Copy every line of the records below where the word "name" occurs.

_Provided records_:

________________

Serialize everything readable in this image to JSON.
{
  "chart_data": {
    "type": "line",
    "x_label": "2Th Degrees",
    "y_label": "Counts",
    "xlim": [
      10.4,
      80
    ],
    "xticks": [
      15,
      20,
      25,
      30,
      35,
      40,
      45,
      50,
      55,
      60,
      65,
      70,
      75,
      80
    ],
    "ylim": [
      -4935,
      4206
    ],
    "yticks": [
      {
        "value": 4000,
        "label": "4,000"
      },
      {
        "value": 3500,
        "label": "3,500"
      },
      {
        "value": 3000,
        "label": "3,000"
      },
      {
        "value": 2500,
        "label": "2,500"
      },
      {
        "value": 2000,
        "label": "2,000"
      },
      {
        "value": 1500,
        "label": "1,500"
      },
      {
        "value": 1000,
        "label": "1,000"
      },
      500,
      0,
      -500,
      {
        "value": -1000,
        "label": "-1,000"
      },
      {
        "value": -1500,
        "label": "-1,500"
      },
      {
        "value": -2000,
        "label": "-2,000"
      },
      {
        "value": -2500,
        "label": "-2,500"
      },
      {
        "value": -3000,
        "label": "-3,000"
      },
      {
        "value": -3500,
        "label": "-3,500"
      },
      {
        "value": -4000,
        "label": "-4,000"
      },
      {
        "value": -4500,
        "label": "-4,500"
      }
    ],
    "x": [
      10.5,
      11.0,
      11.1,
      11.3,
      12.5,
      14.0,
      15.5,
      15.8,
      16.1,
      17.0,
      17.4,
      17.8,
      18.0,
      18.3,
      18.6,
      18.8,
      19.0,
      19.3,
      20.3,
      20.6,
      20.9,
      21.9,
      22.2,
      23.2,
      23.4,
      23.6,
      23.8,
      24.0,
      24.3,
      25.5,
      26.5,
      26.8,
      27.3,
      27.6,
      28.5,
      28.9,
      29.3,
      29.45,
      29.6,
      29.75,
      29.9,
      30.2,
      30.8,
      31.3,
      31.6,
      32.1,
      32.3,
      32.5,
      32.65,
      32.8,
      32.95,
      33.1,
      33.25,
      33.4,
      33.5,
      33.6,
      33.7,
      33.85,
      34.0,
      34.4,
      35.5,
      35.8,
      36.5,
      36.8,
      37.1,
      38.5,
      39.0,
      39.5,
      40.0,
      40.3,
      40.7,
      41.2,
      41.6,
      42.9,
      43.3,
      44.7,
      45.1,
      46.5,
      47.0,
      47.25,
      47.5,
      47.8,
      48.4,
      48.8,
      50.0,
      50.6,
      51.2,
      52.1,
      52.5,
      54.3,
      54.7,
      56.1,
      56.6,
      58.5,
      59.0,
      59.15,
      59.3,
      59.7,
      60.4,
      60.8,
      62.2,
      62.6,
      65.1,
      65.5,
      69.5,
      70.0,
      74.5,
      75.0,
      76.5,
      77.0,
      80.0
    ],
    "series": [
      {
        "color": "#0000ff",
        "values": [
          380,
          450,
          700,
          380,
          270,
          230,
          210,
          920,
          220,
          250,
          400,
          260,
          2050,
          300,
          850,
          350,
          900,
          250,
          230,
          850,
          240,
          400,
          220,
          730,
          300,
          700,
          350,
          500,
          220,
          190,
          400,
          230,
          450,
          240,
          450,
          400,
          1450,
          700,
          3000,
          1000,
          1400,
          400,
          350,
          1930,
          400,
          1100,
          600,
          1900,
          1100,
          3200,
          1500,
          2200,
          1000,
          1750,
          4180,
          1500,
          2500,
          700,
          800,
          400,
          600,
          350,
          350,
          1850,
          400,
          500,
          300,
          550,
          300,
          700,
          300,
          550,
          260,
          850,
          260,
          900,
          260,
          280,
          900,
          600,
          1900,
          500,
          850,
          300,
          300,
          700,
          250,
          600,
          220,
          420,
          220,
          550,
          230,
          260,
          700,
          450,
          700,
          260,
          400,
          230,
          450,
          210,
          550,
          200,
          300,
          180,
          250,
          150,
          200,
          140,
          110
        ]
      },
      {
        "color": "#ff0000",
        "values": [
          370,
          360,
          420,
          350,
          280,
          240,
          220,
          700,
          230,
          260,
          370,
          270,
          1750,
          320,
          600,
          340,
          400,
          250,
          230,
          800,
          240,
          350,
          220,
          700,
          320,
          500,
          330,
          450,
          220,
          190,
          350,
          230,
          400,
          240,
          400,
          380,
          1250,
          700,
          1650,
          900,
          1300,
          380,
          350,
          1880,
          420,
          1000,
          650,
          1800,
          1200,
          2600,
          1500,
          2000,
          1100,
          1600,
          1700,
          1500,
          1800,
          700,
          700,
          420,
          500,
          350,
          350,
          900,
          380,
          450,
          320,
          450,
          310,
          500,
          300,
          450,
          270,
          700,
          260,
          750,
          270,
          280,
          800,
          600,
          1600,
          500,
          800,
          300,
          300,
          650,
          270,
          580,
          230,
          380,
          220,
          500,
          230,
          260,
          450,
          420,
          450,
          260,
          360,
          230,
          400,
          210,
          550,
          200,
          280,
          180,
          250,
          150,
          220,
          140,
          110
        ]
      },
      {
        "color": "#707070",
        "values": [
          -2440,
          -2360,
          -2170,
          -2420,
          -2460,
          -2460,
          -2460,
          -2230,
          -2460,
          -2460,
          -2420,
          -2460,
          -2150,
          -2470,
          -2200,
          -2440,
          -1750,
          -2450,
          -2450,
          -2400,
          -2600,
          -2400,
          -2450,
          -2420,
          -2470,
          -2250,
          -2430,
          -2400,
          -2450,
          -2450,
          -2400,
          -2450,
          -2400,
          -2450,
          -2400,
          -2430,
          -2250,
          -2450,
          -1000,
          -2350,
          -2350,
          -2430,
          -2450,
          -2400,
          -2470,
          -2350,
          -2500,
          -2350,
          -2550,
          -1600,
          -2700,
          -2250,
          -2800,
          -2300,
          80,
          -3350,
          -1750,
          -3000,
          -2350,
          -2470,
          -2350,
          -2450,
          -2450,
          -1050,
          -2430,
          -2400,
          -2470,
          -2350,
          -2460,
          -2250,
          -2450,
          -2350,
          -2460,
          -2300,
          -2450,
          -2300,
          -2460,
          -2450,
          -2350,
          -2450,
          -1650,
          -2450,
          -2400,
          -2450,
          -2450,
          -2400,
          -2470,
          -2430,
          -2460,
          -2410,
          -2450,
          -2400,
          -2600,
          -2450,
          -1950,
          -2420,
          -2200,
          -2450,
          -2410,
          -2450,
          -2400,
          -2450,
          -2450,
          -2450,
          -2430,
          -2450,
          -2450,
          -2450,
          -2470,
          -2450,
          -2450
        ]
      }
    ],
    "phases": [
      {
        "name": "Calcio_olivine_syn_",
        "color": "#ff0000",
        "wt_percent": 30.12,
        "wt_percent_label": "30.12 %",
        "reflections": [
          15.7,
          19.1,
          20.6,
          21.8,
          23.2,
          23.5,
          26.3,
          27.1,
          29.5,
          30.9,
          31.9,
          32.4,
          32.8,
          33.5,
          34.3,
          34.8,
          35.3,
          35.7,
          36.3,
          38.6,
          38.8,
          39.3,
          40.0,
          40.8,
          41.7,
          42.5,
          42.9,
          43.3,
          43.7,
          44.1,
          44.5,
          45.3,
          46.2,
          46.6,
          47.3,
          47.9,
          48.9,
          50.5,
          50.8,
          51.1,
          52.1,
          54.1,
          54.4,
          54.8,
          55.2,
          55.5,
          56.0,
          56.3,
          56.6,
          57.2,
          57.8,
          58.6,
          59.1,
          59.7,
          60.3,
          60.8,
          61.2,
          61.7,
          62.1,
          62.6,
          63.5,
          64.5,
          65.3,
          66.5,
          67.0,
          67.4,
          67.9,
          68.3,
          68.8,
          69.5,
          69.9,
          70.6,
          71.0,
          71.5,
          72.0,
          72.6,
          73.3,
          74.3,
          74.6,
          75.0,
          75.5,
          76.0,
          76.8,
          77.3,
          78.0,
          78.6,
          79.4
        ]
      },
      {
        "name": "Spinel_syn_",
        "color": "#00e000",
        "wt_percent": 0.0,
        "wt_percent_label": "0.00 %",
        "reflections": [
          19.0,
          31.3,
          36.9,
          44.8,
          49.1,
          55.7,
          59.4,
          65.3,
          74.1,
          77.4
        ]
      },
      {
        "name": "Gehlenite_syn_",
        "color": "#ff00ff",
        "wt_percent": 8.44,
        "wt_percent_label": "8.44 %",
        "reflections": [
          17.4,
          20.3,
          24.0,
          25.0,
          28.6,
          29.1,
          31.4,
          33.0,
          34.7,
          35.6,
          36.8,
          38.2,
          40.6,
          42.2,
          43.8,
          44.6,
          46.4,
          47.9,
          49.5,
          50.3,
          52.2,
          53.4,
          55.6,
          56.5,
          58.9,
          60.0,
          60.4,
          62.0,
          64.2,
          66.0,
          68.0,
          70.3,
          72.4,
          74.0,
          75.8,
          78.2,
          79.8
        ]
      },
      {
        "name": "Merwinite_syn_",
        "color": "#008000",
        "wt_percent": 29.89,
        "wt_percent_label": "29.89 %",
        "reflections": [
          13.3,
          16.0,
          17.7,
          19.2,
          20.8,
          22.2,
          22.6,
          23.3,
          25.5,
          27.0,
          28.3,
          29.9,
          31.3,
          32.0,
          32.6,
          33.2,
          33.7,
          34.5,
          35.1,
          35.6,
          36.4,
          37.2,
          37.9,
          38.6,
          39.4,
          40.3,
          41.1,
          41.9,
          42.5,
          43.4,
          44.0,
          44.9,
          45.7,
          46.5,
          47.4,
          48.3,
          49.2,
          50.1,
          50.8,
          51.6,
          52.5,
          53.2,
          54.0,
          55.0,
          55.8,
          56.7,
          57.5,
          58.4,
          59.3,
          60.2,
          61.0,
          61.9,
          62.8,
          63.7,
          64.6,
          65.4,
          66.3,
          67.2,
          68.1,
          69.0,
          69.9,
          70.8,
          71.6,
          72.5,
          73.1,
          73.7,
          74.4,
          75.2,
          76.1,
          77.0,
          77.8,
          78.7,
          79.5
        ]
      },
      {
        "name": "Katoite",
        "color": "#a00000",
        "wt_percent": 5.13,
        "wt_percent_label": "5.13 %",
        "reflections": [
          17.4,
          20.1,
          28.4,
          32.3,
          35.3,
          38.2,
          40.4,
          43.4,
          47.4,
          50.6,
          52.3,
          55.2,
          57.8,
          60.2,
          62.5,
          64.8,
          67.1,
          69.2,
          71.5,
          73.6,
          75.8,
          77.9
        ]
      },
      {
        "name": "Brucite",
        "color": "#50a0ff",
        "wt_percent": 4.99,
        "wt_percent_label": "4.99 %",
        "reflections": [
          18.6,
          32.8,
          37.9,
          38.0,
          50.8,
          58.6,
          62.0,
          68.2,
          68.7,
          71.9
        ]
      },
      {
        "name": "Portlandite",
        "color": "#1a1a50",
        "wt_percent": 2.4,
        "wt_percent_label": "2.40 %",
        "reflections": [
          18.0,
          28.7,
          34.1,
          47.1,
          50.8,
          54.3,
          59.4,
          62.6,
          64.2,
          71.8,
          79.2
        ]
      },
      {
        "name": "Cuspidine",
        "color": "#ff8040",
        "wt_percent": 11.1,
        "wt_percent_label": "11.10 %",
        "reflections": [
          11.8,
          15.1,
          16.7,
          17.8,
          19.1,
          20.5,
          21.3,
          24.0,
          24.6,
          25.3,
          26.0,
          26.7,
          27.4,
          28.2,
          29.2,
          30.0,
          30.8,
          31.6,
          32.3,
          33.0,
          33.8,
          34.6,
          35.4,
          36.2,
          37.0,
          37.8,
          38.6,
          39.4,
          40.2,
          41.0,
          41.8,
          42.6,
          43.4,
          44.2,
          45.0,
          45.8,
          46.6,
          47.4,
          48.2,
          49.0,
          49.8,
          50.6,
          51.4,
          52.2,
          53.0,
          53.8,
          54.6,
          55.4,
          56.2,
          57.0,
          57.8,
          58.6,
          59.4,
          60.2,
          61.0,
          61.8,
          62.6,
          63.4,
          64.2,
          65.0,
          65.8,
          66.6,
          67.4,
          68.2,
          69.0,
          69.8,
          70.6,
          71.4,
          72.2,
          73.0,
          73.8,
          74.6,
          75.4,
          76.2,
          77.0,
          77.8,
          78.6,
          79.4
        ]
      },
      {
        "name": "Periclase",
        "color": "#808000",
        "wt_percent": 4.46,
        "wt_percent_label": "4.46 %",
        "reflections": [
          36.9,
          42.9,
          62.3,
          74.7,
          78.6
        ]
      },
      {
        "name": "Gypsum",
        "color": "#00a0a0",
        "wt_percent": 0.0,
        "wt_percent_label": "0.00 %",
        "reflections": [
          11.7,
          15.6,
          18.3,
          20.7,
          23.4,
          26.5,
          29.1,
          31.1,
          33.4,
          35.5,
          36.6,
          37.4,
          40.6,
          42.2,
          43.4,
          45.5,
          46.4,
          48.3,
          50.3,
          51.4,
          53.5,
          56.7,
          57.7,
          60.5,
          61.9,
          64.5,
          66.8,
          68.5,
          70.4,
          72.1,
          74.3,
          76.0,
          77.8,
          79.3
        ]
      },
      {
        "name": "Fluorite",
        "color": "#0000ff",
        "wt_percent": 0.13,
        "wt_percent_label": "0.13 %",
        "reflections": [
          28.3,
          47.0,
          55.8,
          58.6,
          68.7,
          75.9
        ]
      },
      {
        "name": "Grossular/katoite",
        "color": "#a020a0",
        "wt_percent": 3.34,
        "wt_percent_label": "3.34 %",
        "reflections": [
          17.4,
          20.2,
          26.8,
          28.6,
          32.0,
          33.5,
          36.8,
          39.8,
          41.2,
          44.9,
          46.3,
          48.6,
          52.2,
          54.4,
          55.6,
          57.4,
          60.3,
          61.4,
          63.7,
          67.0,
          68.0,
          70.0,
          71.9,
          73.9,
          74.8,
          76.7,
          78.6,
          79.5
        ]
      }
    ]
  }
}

________________

_Full response_:
        "name": "Calcio_olivine_syn_",
        "name": "Spinel_syn_",
        "name": "Gehlenite_syn_",
        "name": "Merwinite_syn_",
        "name": "Katoite",
        "name": "Brucite",
        "name": "Portlandite",
        "name": "Cuspidine",
        "name": "Periclase",
        "name": "Gypsum",
        "name": "Fluorite",
        "name": "Grossular/katoite",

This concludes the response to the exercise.